Entries taken from a collection »
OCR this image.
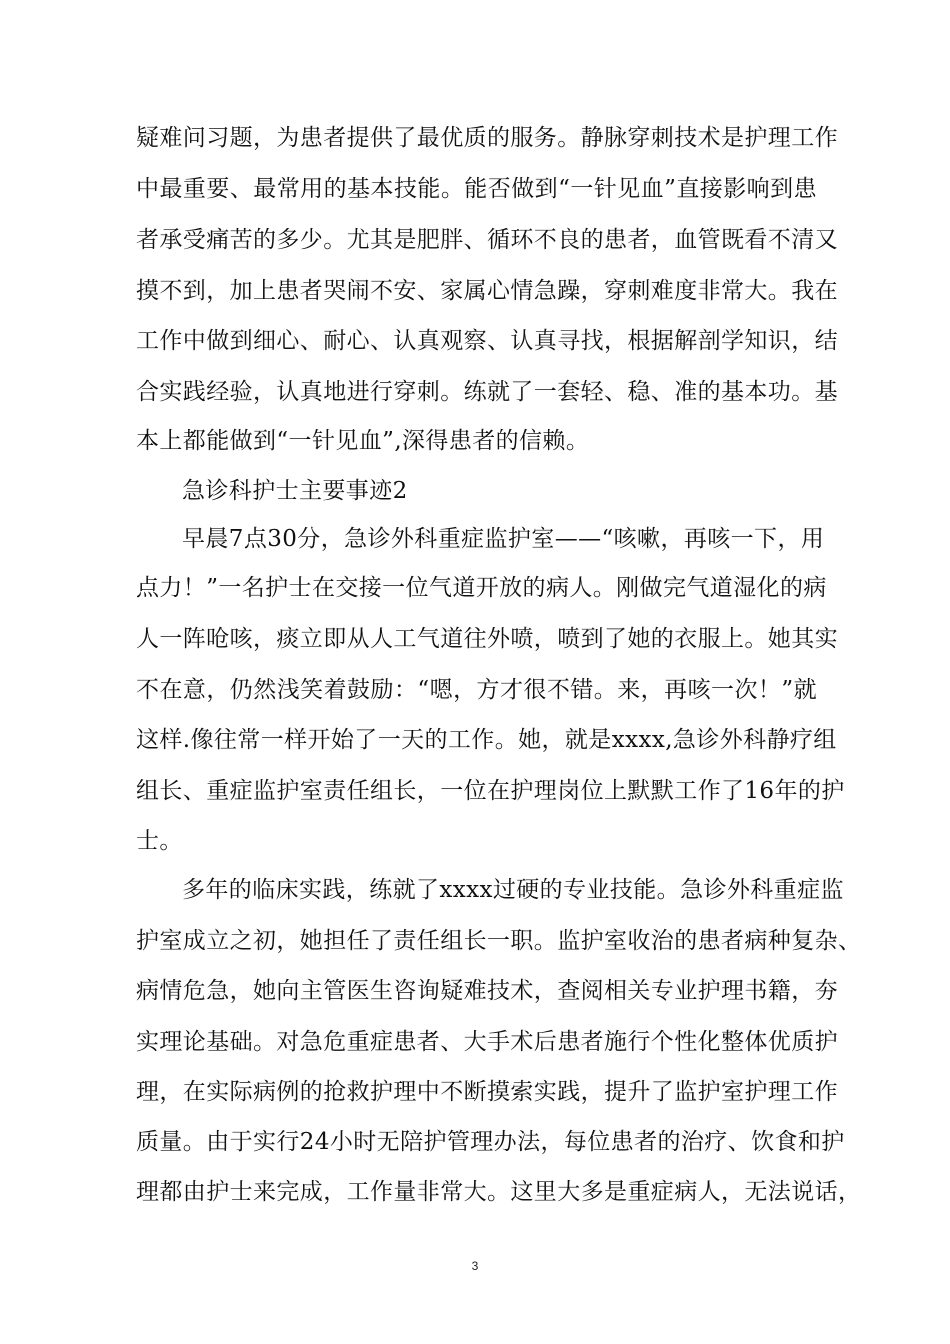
疑难问习题，为患者提供了最优质的服务。静脉穿刺技术是护理工作
中最重要、最常用的基本技能。能否做到“一针见血”直接影响到患
者承受痛苦的多少。尤其是肥胖、循环不良的患者，血管既看不清又
摸不到，加上患者哭闹不安、家属心情急躁，穿刺难度非常大。我在
工作中做到细心、耐心、认真观察、认真寻找，根据解剖学知识，结
合实践经验，认真地进行穿刺。练就了一套轻、稳、准的基本功。基
本上都能做到“一针见血”,深得患者的信赖。
急诊科护士主要事迹2
早晨7点30分，急诊外科重症监护室——“咳嗽，再咳一下，用
点力！”一名护士在交接一位气道开放的病人。刚做完气道湿化的病
人一阵呛咳，痰立即从人工气道往外喷，喷到了她的衣服上。她其实
不在意，仍然浅笑着鼓励：“嗯，方才很不错。来，再咳一次！”就
这样.像往常一样开始了一天的工作。她，就是xxxx,急诊外科静疗组
组长、重症监护室责任组长，一位在护理岗位上默默工作了16年的护
士。
多年的临床实践，练就了xxxx过硬的专业技能。急诊外科重症监
护室成立之初，她担任了责任组长一职。监护室收治的患者病种复杂、
病情危急，她向主管医生咨询疑难技术，查阅相关专业护理书籍，夯
实理论基础。对急危重症患者、大手术后患者施行个性化整体优质护
理，在实际病例的抢救护理中不断摸索实践，提升了监护室护理工作
质量。由于实行24小时无陪护管理办法，每位患者的治疗、饮食和护
理都由护士来完成，工作量非常大。这里大多是重症病人，无法说话，
3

Work to complete »
Pick out each line in the material containing "一针见血".

Task result »
中最重要、最常用的基本技能。能否做到“一针见血”直接影响到患
本上都能做到“一针见血”,深得患者的信赖。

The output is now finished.